BEGIN THE DATA
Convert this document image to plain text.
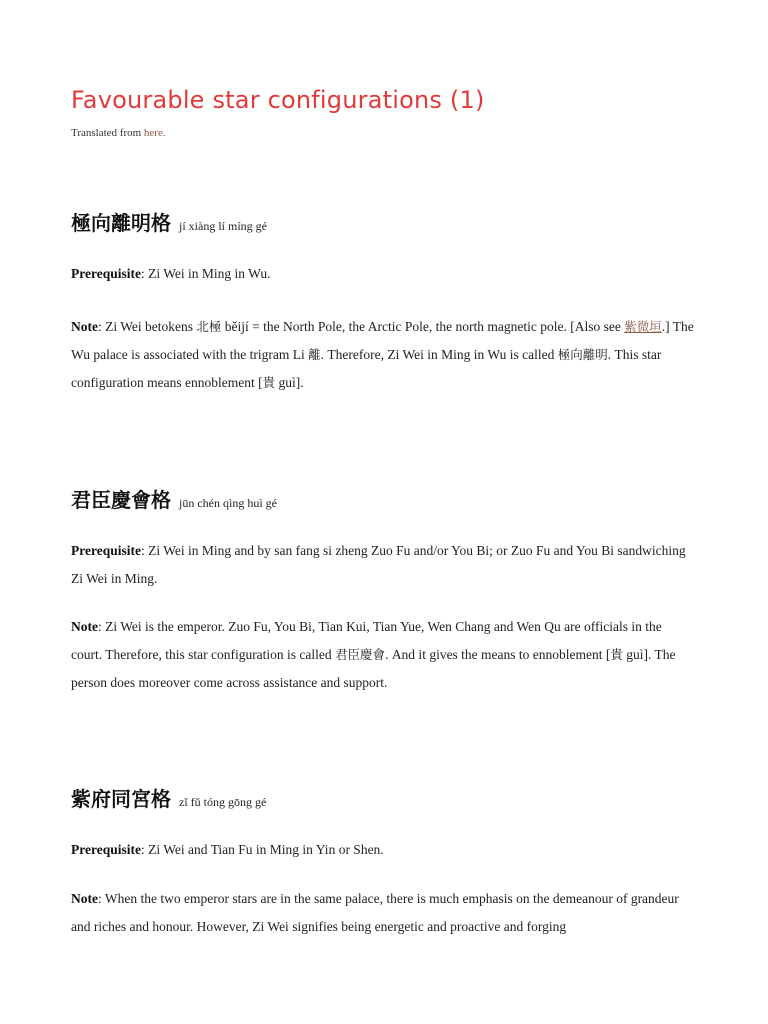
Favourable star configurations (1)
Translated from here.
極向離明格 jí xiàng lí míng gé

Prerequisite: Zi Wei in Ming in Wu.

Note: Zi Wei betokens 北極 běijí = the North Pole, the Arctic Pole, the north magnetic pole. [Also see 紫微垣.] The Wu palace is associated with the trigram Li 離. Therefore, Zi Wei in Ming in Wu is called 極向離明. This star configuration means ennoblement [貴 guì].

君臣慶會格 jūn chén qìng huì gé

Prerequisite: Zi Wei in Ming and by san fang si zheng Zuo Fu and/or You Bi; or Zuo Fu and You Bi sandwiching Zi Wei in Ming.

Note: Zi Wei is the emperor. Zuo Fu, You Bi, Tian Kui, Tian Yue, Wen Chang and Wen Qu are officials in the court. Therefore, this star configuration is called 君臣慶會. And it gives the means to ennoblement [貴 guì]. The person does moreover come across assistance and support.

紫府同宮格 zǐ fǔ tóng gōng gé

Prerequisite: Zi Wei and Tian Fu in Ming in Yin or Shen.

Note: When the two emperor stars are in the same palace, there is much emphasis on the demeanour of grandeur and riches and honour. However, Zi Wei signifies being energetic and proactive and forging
END THE DATA
Looking at the entries above, say how many lines contain the word "Tian". Only the number is wanted.

RESPONSE FOR THIS EXERCISE: 2